= STORED ROWS =

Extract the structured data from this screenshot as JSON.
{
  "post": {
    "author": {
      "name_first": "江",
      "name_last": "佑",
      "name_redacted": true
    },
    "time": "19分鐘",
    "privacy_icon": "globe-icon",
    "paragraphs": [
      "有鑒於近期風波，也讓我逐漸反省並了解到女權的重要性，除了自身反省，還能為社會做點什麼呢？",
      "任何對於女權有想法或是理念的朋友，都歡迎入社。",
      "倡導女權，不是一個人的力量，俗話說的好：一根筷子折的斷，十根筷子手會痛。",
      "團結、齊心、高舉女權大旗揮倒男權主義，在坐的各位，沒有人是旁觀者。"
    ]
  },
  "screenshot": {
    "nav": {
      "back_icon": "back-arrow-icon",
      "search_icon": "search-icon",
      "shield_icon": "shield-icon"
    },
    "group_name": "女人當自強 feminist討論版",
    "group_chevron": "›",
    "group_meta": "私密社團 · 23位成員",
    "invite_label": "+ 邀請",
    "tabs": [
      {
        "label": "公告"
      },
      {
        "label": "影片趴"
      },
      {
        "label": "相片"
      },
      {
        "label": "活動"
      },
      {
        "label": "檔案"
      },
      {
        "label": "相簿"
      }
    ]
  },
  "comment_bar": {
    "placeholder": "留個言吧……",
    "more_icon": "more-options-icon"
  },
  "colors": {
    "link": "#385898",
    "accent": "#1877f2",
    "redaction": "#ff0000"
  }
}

= EXERCISE AIM =
Copy each record from above exactly, and include every line.

= RIGHT ANSWER =
Extract the structured data from this screenshot as JSON.
{
  "post": {
    "author": {
      "name_first": "江",
      "name_last": "佑",
      "name_redacted": true
    },
    "time": "19分鐘",
    "privacy_icon": "globe-icon",
    "paragraphs": [
      "有鑒於近期風波，也讓我逐漸反省並了解到女權的重要性，除了自身反省，還能為社會做點什麼呢？",
      "任何對於女權有想法或是理念的朋友，都歡迎入社。",
      "倡導女權，不是一個人的力量，俗話說的好：一根筷子折的斷，十根筷子手會痛。",
      "團結、齊心、高舉女權大旗揮倒男權主義，在坐的各位，沒有人是旁觀者。"
    ]
  },
  "screenshot": {
    "nav": {
      "back_icon": "back-arrow-icon",
      "search_icon": "search-icon",
      "shield_icon": "shield-icon"
    },
    "group_name": "女人當自強 feminist討論版",
    "group_chevron": "›",
    "group_meta": "私密社團 · 23位成員",
    "invite_label": "+ 邀請",
    "tabs": [
      {
        "label": "公告"
      },
      {
        "label": "影片趴"
      },
      {
        "label": "相片"
      },
      {
        "label": "活動"
      },
      {
        "label": "檔案"
      },
      {
        "label": "相簿"
      }
    ]
  },
  "comment_bar": {
    "placeholder": "留個言吧……",
    "more_icon": "more-options-icon"
  },
  "colors": {
    "link": "#385898",
    "accent": "#1877f2",
    "redaction": "#ff0000"
  }
}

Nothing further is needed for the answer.